[Figure dataset records]
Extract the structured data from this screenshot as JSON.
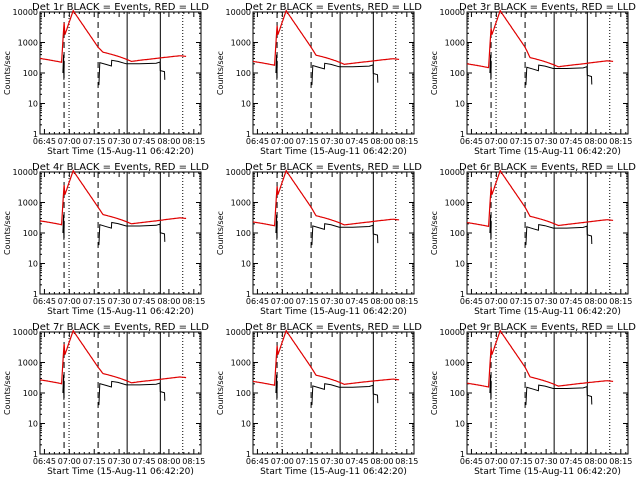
{
  "chart_data": {
    "type": "line",
    "layout": "3x3 grid",
    "x_start_label": "Start Time (15-Aug-11 06:42:20)",
    "x_range_minutes": [
      0,
      97
    ],
    "x_tick_labels": [
      "06:45",
      "07:00",
      "07:15",
      "07:30",
      "07:45",
      "08:00",
      "08:15"
    ],
    "x_tick_minutes": [
      2.67,
      17.67,
      32.67,
      47.67,
      62.67,
      77.67,
      92.67
    ],
    "ylabel": "Counts/sec",
    "yscale": "log",
    "ylim": [
      1,
      10000
    ],
    "y_tick_labels": [
      "1",
      "10",
      "100",
      "1000",
      "10000"
    ],
    "y_tick_values": [
      1,
      10,
      100,
      1000,
      10000
    ],
    "legend_text": "BLACK = Events, RED = LLD",
    "colors": {
      "events": "#000000",
      "lld": "#e00000"
    },
    "vlines": [
      {
        "style": "dashed",
        "minute": 14.5
      },
      {
        "style": "dotted",
        "minute": 17.5
      },
      {
        "style": "dashed",
        "minute": 35
      },
      {
        "style": "solid",
        "minute": 52.5
      },
      {
        "style": "solid",
        "minute": 72.5
      },
      {
        "style": "dotted",
        "minute": 86
      }
    ],
    "panels": [
      {
        "title": "Det 1r BLACK = Events, RED = LLD",
        "lld_base": 300,
        "lld_tail": 350,
        "events_level": 200,
        "peak": 11000
      },
      {
        "title": "Det 2r BLACK = Events, RED = LLD",
        "lld_base": 240,
        "lld_tail": 280,
        "events_level": 160,
        "peak": 11000
      },
      {
        "title": "Det 3r BLACK = Events, RED = LLD",
        "lld_base": 200,
        "lld_tail": 240,
        "events_level": 140,
        "peak": 11000
      },
      {
        "title": "Det 4r BLACK = Events, RED = LLD",
        "lld_base": 250,
        "lld_tail": 300,
        "events_level": 170,
        "peak": 11000
      },
      {
        "title": "Det 5r BLACK = Events, RED = LLD",
        "lld_base": 230,
        "lld_tail": 270,
        "events_level": 155,
        "peak": 11000
      },
      {
        "title": "Det 6r BLACK = Events, RED = LLD",
        "lld_base": 220,
        "lld_tail": 260,
        "events_level": 145,
        "peak": 11000
      },
      {
        "title": "Det 7r BLACK = Events, RED = LLD",
        "lld_base": 270,
        "lld_tail": 320,
        "events_level": 185,
        "peak": 11000
      },
      {
        "title": "Det 8r BLACK = Events, RED = LLD",
        "lld_base": 240,
        "lld_tail": 270,
        "events_level": 155,
        "peak": 11000
      },
      {
        "title": "Det 9r BLACK = Events, RED = LLD",
        "lld_base": 210,
        "lld_tail": 240,
        "events_level": 140,
        "peak": 11000
      }
    ]
  }
}
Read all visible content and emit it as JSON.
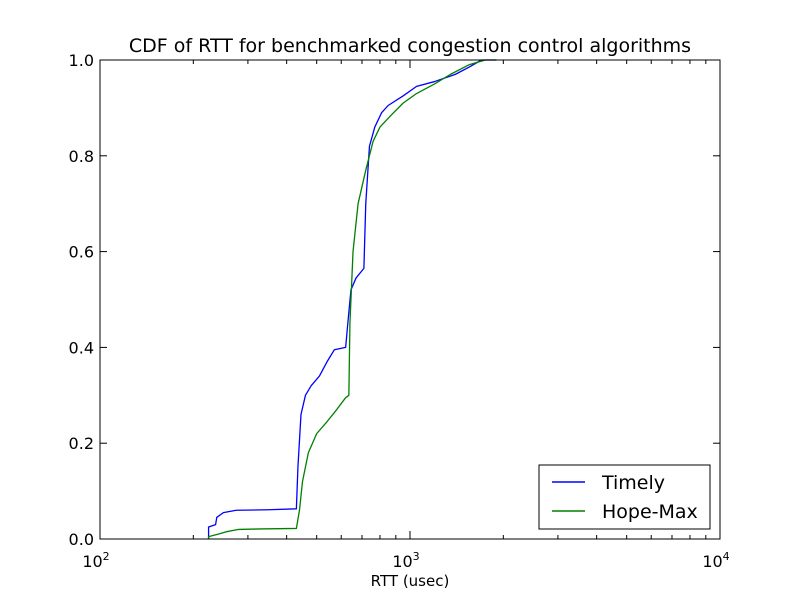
{
  "chart_data": {
    "type": "line",
    "title": "CDF of RTT for benchmarked congestion control algorithms",
    "xlabel": "RTT (usec)",
    "ylabel": "",
    "xscale": "log",
    "xlim": [
      100,
      10000
    ],
    "ylim": [
      0.0,
      1.0
    ],
    "grid": false,
    "legend_position": "lower-right",
    "x_ticks": [
      {
        "base": "10",
        "exp": "2",
        "value": 100
      },
      {
        "base": "10",
        "exp": "3",
        "value": 1000
      },
      {
        "base": "10",
        "exp": "4",
        "value": 10000
      }
    ],
    "y_ticks": [
      {
        "label": "0.0",
        "value": 0.0
      },
      {
        "label": "0.2",
        "value": 0.2
      },
      {
        "label": "0.4",
        "value": 0.4
      },
      {
        "label": "0.6",
        "value": 0.6
      },
      {
        "label": "0.8",
        "value": 0.8
      },
      {
        "label": "1.0",
        "value": 1.0
      }
    ],
    "series": [
      {
        "name": "Timely",
        "color": "#0000ff",
        "points": [
          [
            224,
            0.0
          ],
          [
            224,
            0.025
          ],
          [
            236,
            0.03
          ],
          [
            238,
            0.045
          ],
          [
            250,
            0.055
          ],
          [
            275,
            0.06
          ],
          [
            350,
            0.061
          ],
          [
            430,
            0.063
          ],
          [
            435,
            0.15
          ],
          [
            445,
            0.26
          ],
          [
            460,
            0.3
          ],
          [
            480,
            0.32
          ],
          [
            510,
            0.34
          ],
          [
            540,
            0.37
          ],
          [
            570,
            0.395
          ],
          [
            620,
            0.4
          ],
          [
            630,
            0.45
          ],
          [
            645,
            0.52
          ],
          [
            670,
            0.545
          ],
          [
            710,
            0.565
          ],
          [
            720,
            0.7
          ],
          [
            740,
            0.82
          ],
          [
            770,
            0.86
          ],
          [
            810,
            0.89
          ],
          [
            850,
            0.905
          ],
          [
            950,
            0.925
          ],
          [
            1050,
            0.945
          ],
          [
            1200,
            0.955
          ],
          [
            1400,
            0.97
          ],
          [
            1550,
            0.985
          ],
          [
            1700,
            1.0
          ],
          [
            1900,
            1.0
          ]
        ]
      },
      {
        "name": "Hope-Max",
        "color": "#008000",
        "points": [
          [
            224,
            0.0
          ],
          [
            224,
            0.005
          ],
          [
            240,
            0.01
          ],
          [
            255,
            0.015
          ],
          [
            280,
            0.02
          ],
          [
            330,
            0.021
          ],
          [
            430,
            0.022
          ],
          [
            440,
            0.06
          ],
          [
            450,
            0.12
          ],
          [
            470,
            0.18
          ],
          [
            500,
            0.22
          ],
          [
            540,
            0.245
          ],
          [
            580,
            0.27
          ],
          [
            620,
            0.295
          ],
          [
            635,
            0.3
          ],
          [
            640,
            0.45
          ],
          [
            655,
            0.6
          ],
          [
            680,
            0.7
          ],
          [
            720,
            0.77
          ],
          [
            760,
            0.83
          ],
          [
            800,
            0.86
          ],
          [
            870,
            0.885
          ],
          [
            950,
            0.91
          ],
          [
            1050,
            0.93
          ],
          [
            1200,
            0.95
          ],
          [
            1350,
            0.97
          ],
          [
            1550,
            0.99
          ],
          [
            1750,
            1.0
          ],
          [
            1900,
            1.0
          ]
        ]
      }
    ]
  }
}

[Aim]
With the pictures left out, transcribe the material exactly.

[Expected answer]
Extract the structured data from this screenshot as JSON.
{
  "chart_data": {
    "type": "line",
    "layout": "3x3 grid",
    "x_start_label": "Start Time (15-Aug-11 06:42:20)",
    "x_range_minutes": [
      0,
      97
    ],
    "x_tick_labels": [
      "06:45",
      "07:00",
      "07:15",
      "07:30",
      "07:45",
      "08:00",
      "08:15"
    ],
    "x_tick_minutes": [
      2.67,
      17.67,
      32.67,
      47.67,
      62.67,
      77.67,
      92.67
    ],
    "ylabel": "Counts/sec",
    "yscale": "log",
    "ylim": [
      1,
      10000
    ],
    "y_tick_labels": [
      "1",
      "10",
      "100",
      "1000",
      "10000"
    ],
    "y_tick_values": [
      1,
      10,
      100,
      1000,
      10000
    ],
    "legend_text": "BLACK = Events, RED = LLD",
    "colors": {
      "events": "#000000",
      "lld": "#e00000"
    },
    "vlines": [
      {
        "style": "dashed",
        "minute": 14.5
      },
      {
        "style": "dotted",
        "minute": 17.5
      },
      {
        "style": "dashed",
        "minute": 35
      },
      {
        "style": "solid",
        "minute": 52.5
      },
      {
        "style": "solid",
        "minute": 72.5
      },
      {
        "style": "dotted",
        "minute": 86
      }
    ],
    "panels": [
      {
        "title": "Det 1r BLACK = Events, RED = LLD",
        "lld_base": 300,
        "lld_tail": 350,
        "events_level": 200,
        "peak": 11000
      },
      {
        "title": "Det 2r BLACK = Events, RED = LLD",
        "lld_base": 240,
        "lld_tail": 280,
        "events_level": 160,
        "peak": 11000
      },
      {
        "title": "Det 3r BLACK = Events, RED = LLD",
        "lld_base": 200,
        "lld_tail": 240,
        "events_level": 140,
        "peak": 11000
      },
      {
        "title": "Det 4r BLACK = Events, RED = LLD",
        "lld_base": 250,
        "lld_tail": 300,
        "events_level": 170,
        "peak": 11000
      },
      {
        "title": "Det 5r BLACK = Events, RED = LLD",
        "lld_base": 230,
        "lld_tail": 270,
        "events_level": 155,
        "peak": 11000
      },
      {
        "title": "Det 6r BLACK = Events, RED = LLD",
        "lld_base": 220,
        "lld_tail": 260,
        "events_level": 145,
        "peak": 11000
      },
      {
        "title": "Det 7r BLACK = Events, RED = LLD",
        "lld_base": 270,
        "lld_tail": 320,
        "events_level": 185,
        "peak": 11000
      },
      {
        "title": "Det 8r BLACK = Events, RED = LLD",
        "lld_base": 240,
        "lld_tail": 270,
        "events_level": 155,
        "peak": 11000
      },
      {
        "title": "Det 9r BLACK = Events, RED = LLD",
        "lld_base": 210,
        "lld_tail": 240,
        "events_level": 140,
        "peak": 11000
      }
    ]
  }
}
Read all visible content and emit it as JSON.
{
  "chart_data": {
    "type": "line",
    "title": "CDF of RTT for benchmarked congestion control algorithms",
    "xlabel": "RTT (usec)",
    "ylabel": "",
    "xscale": "log",
    "xlim": [
      100,
      10000
    ],
    "ylim": [
      0.0,
      1.0
    ],
    "grid": false,
    "legend_position": "lower-right",
    "x_ticks": [
      {
        "base": "10",
        "exp": "2",
        "value": 100
      },
      {
        "base": "10",
        "exp": "3",
        "value": 1000
      },
      {
        "base": "10",
        "exp": "4",
        "value": 10000
      }
    ],
    "y_ticks": [
      {
        "label": "0.0",
        "value": 0.0
      },
      {
        "label": "0.2",
        "value": 0.2
      },
      {
        "label": "0.4",
        "value": 0.4
      },
      {
        "label": "0.6",
        "value": 0.6
      },
      {
        "label": "0.8",
        "value": 0.8
      },
      {
        "label": "1.0",
        "value": 1.0
      }
    ],
    "series": [
      {
        "name": "Timely",
        "color": "#0000ff",
        "points": [
          [
            224,
            0.0
          ],
          [
            224,
            0.025
          ],
          [
            236,
            0.03
          ],
          [
            238,
            0.045
          ],
          [
            250,
            0.055
          ],
          [
            275,
            0.06
          ],
          [
            350,
            0.061
          ],
          [
            430,
            0.063
          ],
          [
            435,
            0.15
          ],
          [
            445,
            0.26
          ],
          [
            460,
            0.3
          ],
          [
            480,
            0.32
          ],
          [
            510,
            0.34
          ],
          [
            540,
            0.37
          ],
          [
            570,
            0.395
          ],
          [
            620,
            0.4
          ],
          [
            630,
            0.45
          ],
          [
            645,
            0.52
          ],
          [
            670,
            0.545
          ],
          [
            710,
            0.565
          ],
          [
            720,
            0.7
          ],
          [
            740,
            0.82
          ],
          [
            770,
            0.86
          ],
          [
            810,
            0.89
          ],
          [
            850,
            0.905
          ],
          [
            950,
            0.925
          ],
          [
            1050,
            0.945
          ],
          [
            1200,
            0.955
          ],
          [
            1400,
            0.97
          ],
          [
            1550,
            0.985
          ],
          [
            1700,
            1.0
          ],
          [
            1900,
            1.0
          ]
        ]
      },
      {
        "name": "Hope-Max",
        "color": "#008000",
        "points": [
          [
            224,
            0.0
          ],
          [
            224,
            0.005
          ],
          [
            240,
            0.01
          ],
          [
            255,
            0.015
          ],
          [
            280,
            0.02
          ],
          [
            330,
            0.021
          ],
          [
            430,
            0.022
          ],
          [
            440,
            0.06
          ],
          [
            450,
            0.12
          ],
          [
            470,
            0.18
          ],
          [
            500,
            0.22
          ],
          [
            540,
            0.245
          ],
          [
            580,
            0.27
          ],
          [
            620,
            0.295
          ],
          [
            635,
            0.3
          ],
          [
            640,
            0.45
          ],
          [
            655,
            0.6
          ],
          [
            680,
            0.7
          ],
          [
            720,
            0.77
          ],
          [
            760,
            0.83
          ],
          [
            800,
            0.86
          ],
          [
            870,
            0.885
          ],
          [
            950,
            0.91
          ],
          [
            1050,
            0.93
          ],
          [
            1200,
            0.95
          ],
          [
            1350,
            0.97
          ],
          [
            1550,
            0.99
          ],
          [
            1750,
            1.0
          ],
          [
            1900,
            1.0
          ]
        ]
      }
    ]
  }
}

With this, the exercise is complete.